## BEGIN Listed records

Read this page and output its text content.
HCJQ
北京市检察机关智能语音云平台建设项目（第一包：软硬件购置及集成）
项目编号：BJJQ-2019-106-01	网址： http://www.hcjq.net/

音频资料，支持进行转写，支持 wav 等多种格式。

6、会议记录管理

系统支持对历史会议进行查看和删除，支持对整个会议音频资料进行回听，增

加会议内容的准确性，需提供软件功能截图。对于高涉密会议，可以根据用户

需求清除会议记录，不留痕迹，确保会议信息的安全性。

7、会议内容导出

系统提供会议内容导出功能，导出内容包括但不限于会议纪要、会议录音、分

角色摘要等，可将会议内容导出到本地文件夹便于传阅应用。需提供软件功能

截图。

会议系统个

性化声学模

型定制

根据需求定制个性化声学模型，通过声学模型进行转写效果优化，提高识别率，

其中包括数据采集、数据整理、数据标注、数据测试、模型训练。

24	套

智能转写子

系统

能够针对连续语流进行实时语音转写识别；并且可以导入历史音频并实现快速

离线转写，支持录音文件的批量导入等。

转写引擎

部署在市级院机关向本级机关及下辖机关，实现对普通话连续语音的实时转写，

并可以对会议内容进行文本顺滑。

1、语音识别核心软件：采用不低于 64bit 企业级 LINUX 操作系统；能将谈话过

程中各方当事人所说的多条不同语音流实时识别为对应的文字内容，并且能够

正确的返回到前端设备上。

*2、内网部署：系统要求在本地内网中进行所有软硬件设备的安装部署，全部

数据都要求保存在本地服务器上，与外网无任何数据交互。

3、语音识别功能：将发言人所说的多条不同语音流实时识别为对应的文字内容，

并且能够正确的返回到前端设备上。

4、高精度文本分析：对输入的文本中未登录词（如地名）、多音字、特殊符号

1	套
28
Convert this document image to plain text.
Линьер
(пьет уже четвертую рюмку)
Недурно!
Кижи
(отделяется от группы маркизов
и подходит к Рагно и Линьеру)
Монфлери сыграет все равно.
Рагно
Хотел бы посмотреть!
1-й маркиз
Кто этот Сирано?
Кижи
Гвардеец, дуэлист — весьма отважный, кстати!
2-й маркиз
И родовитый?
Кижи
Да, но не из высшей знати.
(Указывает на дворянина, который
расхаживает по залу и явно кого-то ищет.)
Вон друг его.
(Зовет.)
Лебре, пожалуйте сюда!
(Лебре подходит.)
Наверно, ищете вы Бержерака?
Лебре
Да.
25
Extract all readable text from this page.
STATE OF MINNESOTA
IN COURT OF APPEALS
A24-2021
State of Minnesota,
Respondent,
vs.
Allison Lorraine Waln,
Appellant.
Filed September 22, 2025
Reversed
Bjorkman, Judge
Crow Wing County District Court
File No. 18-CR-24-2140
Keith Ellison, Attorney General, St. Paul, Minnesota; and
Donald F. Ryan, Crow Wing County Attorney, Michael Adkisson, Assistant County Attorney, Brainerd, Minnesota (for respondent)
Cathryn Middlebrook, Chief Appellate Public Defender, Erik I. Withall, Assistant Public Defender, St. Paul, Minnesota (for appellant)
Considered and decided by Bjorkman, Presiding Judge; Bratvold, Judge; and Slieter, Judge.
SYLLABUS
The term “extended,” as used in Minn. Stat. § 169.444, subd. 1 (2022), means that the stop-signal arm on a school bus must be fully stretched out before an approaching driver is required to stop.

## END Listed records

**What you are asked to do:** Please repeat the listing above in full and exactly.

**Response to the exercise:**
Read this page and output its text content.
HCJQ
北京市检察机关智能语音云平台建设项目（第一包：软硬件购置及集成）
项目编号：BJJQ-2019-106-01	网址： http://www.hcjq.net/

音频资料，支持进行转写，支持 wav 等多种格式。

6、会议记录管理

系统支持对历史会议进行查看和删除，支持对整个会议音频资料进行回听，增

加会议内容的准确性，需提供软件功能截图。对于高涉密会议，可以根据用户

需求清除会议记录，不留痕迹，确保会议信息的安全性。

7、会议内容导出

系统提供会议内容导出功能，导出内容包括但不限于会议纪要、会议录音、分

角色摘要等，可将会议内容导出到本地文件夹便于传阅应用。需提供软件功能

截图。

会议系统个

性化声学模

型定制

根据需求定制个性化声学模型，通过声学模型进行转写效果优化，提高识别率，

其中包括数据采集、数据整理、数据标注、数据测试、模型训练。

24	套

智能转写子

系统

能够针对连续语流进行实时语音转写识别；并且可以导入历史音频并实现快速

离线转写，支持录音文件的批量导入等。

转写引擎

部署在市级院机关向本级机关及下辖机关，实现对普通话连续语音的实时转写，

并可以对会议内容进行文本顺滑。

1、语音识别核心软件：采用不低于 64bit 企业级 LINUX 操作系统；能将谈话过

程中各方当事人所说的多条不同语音流实时识别为对应的文字内容，并且能够

正确的返回到前端设备上。

*2、内网部署：系统要求在本地内网中进行所有软硬件设备的安装部署，全部

数据都要求保存在本地服务器上，与外网无任何数据交互。

3、语音识别功能：将发言人所说的多条不同语音流实时识别为对应的文字内容，

并且能够正确的返回到前端设备上。

4、高精度文本分析：对输入的文本中未登录词（如地名）、多音字、特殊符号

1	套
28
Convert this document image to plain text.
Линьер
(пьет уже четвертую рюмку)
Недурно!
Кижи
(отделяется от группы маркизов
и подходит к Рагно и Линьеру)
Монфлери сыграет все равно.
Рагно
Хотел бы посмотреть!
1-й маркиз
Кто этот Сирано?
Кижи
Гвардеец, дуэлист — весьма отважный, кстати!
2-й маркиз
И родовитый?
Кижи
Да, но не из высшей знати.
(Указывает на дворянина, который
расхаживает по залу и явно кого-то ищет.)
Вон друг его.
(Зовет.)
Лебре, пожалуйте сюда!
(Лебре подходит.)
Наверно, ищете вы Бержерака?
Лебре
Да.
25
Extract all readable text from this page.
STATE OF MINNESOTA
IN COURT OF APPEALS
A24-2021
State of Minnesota,
Respondent,
vs.
Allison Lorraine Waln,
Appellant.
Filed September 22, 2025
Reversed
Bjorkman, Judge
Crow Wing County District Court
File No. 18-CR-24-2140
Keith Ellison, Attorney General, St. Paul, Minnesota; and
Donald F. Ryan, Crow Wing County Attorney, Michael Adkisson, Assistant County Attorney, Brainerd, Minnesota (for respondent)
Cathryn Middlebrook, Chief Appellate Public Defender, Erik I. Withall, Assistant Public Defender, St. Paul, Minnesota (for appellant)
Considered and decided by Bjorkman, Presiding Judge; Bratvold, Judge; and Slieter, Judge.
SYLLABUS
The term “extended,” as used in Minn. Stat. § 169.444, subd. 1 (2022), means that the stop-signal arm on a school bus must be fully stretched out before an approaching driver is required to stop.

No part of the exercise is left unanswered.